#### [Prompt]
Print the records again, character for character.

--

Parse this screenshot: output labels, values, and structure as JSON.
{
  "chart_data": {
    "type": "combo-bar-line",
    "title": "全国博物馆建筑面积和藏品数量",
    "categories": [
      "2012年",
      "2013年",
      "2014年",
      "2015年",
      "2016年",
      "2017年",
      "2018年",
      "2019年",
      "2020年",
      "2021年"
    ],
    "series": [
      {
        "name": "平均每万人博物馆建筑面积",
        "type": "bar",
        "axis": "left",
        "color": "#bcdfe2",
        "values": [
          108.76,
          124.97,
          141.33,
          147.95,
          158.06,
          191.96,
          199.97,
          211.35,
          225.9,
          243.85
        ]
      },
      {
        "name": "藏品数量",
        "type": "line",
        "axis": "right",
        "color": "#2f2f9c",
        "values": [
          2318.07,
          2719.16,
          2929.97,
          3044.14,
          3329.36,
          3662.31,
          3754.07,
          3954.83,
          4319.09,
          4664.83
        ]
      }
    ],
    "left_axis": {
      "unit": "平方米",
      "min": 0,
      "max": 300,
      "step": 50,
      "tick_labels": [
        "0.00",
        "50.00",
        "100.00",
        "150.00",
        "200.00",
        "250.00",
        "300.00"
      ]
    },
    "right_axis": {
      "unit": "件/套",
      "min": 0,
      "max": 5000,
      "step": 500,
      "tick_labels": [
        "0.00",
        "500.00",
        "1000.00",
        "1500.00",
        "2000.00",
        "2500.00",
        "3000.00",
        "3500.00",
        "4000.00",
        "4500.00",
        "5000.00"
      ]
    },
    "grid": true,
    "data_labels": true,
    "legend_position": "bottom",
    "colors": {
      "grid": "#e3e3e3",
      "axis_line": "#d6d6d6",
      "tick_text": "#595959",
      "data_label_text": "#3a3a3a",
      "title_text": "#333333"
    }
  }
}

--

#### [Answer in full]
Parse this screenshot: output labels, values, and structure as JSON.
{
  "chart_data": {
    "type": "combo-bar-line",
    "title": "全国博物馆建筑面积和藏品数量",
    "categories": [
      "2012年",
      "2013年",
      "2014年",
      "2015年",
      "2016年",
      "2017年",
      "2018年",
      "2019年",
      "2020年",
      "2021年"
    ],
    "series": [
      {
        "name": "平均每万人博物馆建筑面积",
        "type": "bar",
        "axis": "left",
        "color": "#bcdfe2",
        "values": [
          108.76,
          124.97,
          141.33,
          147.95,
          158.06,
          191.96,
          199.97,
          211.35,
          225.9,
          243.85
        ]
      },
      {
        "name": "藏品数量",
        "type": "line",
        "axis": "right",
        "color": "#2f2f9c",
        "values": [
          2318.07,
          2719.16,
          2929.97,
          3044.14,
          3329.36,
          3662.31,
          3754.07,
          3954.83,
          4319.09,
          4664.83
        ]
      }
    ],
    "left_axis": {
      "unit": "平方米",
      "min": 0,
      "max": 300,
      "step": 50,
      "tick_labels": [
        "0.00",
        "50.00",
        "100.00",
        "150.00",
        "200.00",
        "250.00",
        "300.00"
      ]
    },
    "right_axis": {
      "unit": "件/套",
      "min": 0,
      "max": 5000,
      "step": 500,
      "tick_labels": [
        "0.00",
        "500.00",
        "1000.00",
        "1500.00",
        "2000.00",
        "2500.00",
        "3000.00",
        "3500.00",
        "4000.00",
        "4500.00",
        "5000.00"
      ]
    },
    "grid": true,
    "data_labels": true,
    "legend_position": "bottom",
    "colors": {
      "grid": "#e3e3e3",
      "axis_line": "#d6d6d6",
      "tick_text": "#595959",
      "data_label_text": "#3a3a3a",
      "title_text": "#333333"
    }
  }
}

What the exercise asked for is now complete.